Write out all the entries word for word, but skip any images.

**Information shown:**
============

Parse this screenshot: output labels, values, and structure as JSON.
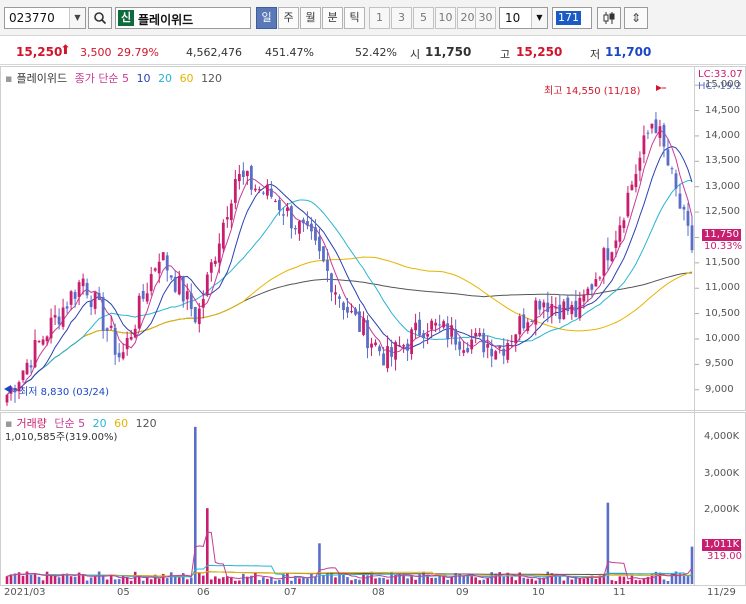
{
  "toolbar": {
    "code": "023770",
    "badge": "신",
    "name": "플레이위드",
    "periods": [
      "일",
      "주",
      "월",
      "분",
      "틱"
    ],
    "active_period": "일",
    "minute_options": [
      "1",
      "3",
      "5",
      "10",
      "20",
      "30"
    ],
    "count": "10",
    "range": "171"
  },
  "quote": {
    "price": "15,250",
    "change": "3,500",
    "change_rate": "29.79%",
    "volume": "4,562,476",
    "volume_rate": "451.47%",
    "ratio": "52.42%",
    "open_label": "시",
    "open": "11,750",
    "high_label": "고",
    "high": "15,250",
    "low_label": "저",
    "low": "11,700"
  },
  "price_panel": {
    "legend_name": "플레이위드",
    "legend_ma": "종가 단순 5",
    "ma_periods": [
      "10",
      "20",
      "60",
      "120"
    ],
    "lc": "LC:33.07",
    "hc": "HC:-19.2",
    "axis": [
      "15,000",
      "14,500",
      "14,000",
      "13,500",
      "13,000",
      "12,500",
      "12,000",
      "11,500",
      "11,000",
      "10,500",
      "10,000",
      "9,500",
      "9,000"
    ],
    "current_price_tag": "11,750",
    "current_rate_tag": "10.33%",
    "high_note": "최고 14,550 (11/18)",
    "low_note": "최저 8,830 (03/24)"
  },
  "volume_panel": {
    "legend_name": "거래량",
    "legend_ma": "단순 5",
    "ma_periods": [
      "20",
      "60",
      "120"
    ],
    "volume_text": "1,010,585주(319.00%)",
    "axis": [
      "4,000K",
      "3,000K",
      "2,000K"
    ],
    "current_volume_tag": "1,011K",
    "ratio_tag": "319.00"
  },
  "dates": [
    "2021/03",
    "05",
    "06",
    "07",
    "08",
    "09",
    "10",
    "11",
    "11/29"
  ],
  "colors": {
    "up": "#c81e6e",
    "down": "#5a6ec8",
    "ma5": "#c83c96",
    "ma10": "#2c3fb6",
    "ma20": "#28b4d2",
    "ma60": "#e6b400",
    "ma120": "#555555"
  },
  "chart_data": {
    "type": "candlestick",
    "x": [
      "2021/03",
      "05",
      "06",
      "07",
      "08",
      "09",
      "10",
      "11",
      "11/29"
    ],
    "price_close_anchors": [
      8900,
      10100,
      11200,
      9600,
      11700,
      10400,
      13200,
      12800,
      11900,
      10500,
      9600,
      10300,
      10000,
      9850,
      10800,
      10500,
      12100,
      14400,
      11750
    ],
    "ylim_price": [
      8700,
      15200
    ],
    "ylim_volume": [
      0,
      4300
    ],
    "volume_unit": "K",
    "volume_spikes_k": [
      {
        "near": "06",
        "value": 4250
      },
      {
        "near": "06",
        "value": 2050
      },
      {
        "near": "07",
        "value": 1100
      },
      {
        "near": "11",
        "value": 2200
      },
      {
        "near": "11/29",
        "value": 1011
      }
    ]
  }
}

============

**Exercise answer:**
Parse this screenshot: output labels, values, and structure as JSON.
{
  "toolbar": {
    "code": "023770",
    "badge": "신",
    "name": "플레이위드",
    "periods": [
      "일",
      "주",
      "월",
      "분",
      "틱"
    ],
    "active_period": "일",
    "minute_options": [
      "1",
      "3",
      "5",
      "10",
      "20",
      "30"
    ],
    "count": "10",
    "range": "171"
  },
  "quote": {
    "price": "15,250",
    "change": "3,500",
    "change_rate": "29.79%",
    "volume": "4,562,476",
    "volume_rate": "451.47%",
    "ratio": "52.42%",
    "open_label": "시",
    "open": "11,750",
    "high_label": "고",
    "high": "15,250",
    "low_label": "저",
    "low": "11,700"
  },
  "price_panel": {
    "legend_name": "플레이위드",
    "legend_ma": "종가 단순 5",
    "ma_periods": [
      "10",
      "20",
      "60",
      "120"
    ],
    "lc": "LC:33.07",
    "hc": "HC:-19.2",
    "axis": [
      "15,000",
      "14,500",
      "14,000",
      "13,500",
      "13,000",
      "12,500",
      "12,000",
      "11,500",
      "11,000",
      "10,500",
      "10,000",
      "9,500",
      "9,000"
    ],
    "current_price_tag": "11,750",
    "current_rate_tag": "10.33%",
    "high_note": "최고 14,550 (11/18)",
    "low_note": "최저 8,830 (03/24)"
  },
  "volume_panel": {
    "legend_name": "거래량",
    "legend_ma": "단순 5",
    "ma_periods": [
      "20",
      "60",
      "120"
    ],
    "volume_text": "1,010,585주(319.00%)",
    "axis": [
      "4,000K",
      "3,000K",
      "2,000K"
    ],
    "current_volume_tag": "1,011K",
    "ratio_tag": "319.00"
  },
  "dates": [
    "2021/03",
    "05",
    "06",
    "07",
    "08",
    "09",
    "10",
    "11",
    "11/29"
  ],
  "colors": {
    "up": "#c81e6e",
    "down": "#5a6ec8",
    "ma5": "#c83c96",
    "ma10": "#2c3fb6",
    "ma20": "#28b4d2",
    "ma60": "#e6b400",
    "ma120": "#555555"
  },
  "chart_data": {
    "type": "candlestick",
    "x": [
      "2021/03",
      "05",
      "06",
      "07",
      "08",
      "09",
      "10",
      "11",
      "11/29"
    ],
    "price_close_anchors": [
      8900,
      10100,
      11200,
      9600,
      11700,
      10400,
      13200,
      12800,
      11900,
      10500,
      9600,
      10300,
      10000,
      9850,
      10800,
      10500,
      12100,
      14400,
      11750
    ],
    "ylim_price": [
      8700,
      15200
    ],
    "ylim_volume": [
      0,
      4300
    ],
    "volume_unit": "K",
    "volume_spikes_k": [
      {
        "near": "06",
        "value": 4250
      },
      {
        "near": "06",
        "value": 2050
      },
      {
        "near": "07",
        "value": 1100
      },
      {
        "near": "11",
        "value": 2200
      },
      {
        "near": "11/29",
        "value": 1011
      }
    ]
  }
}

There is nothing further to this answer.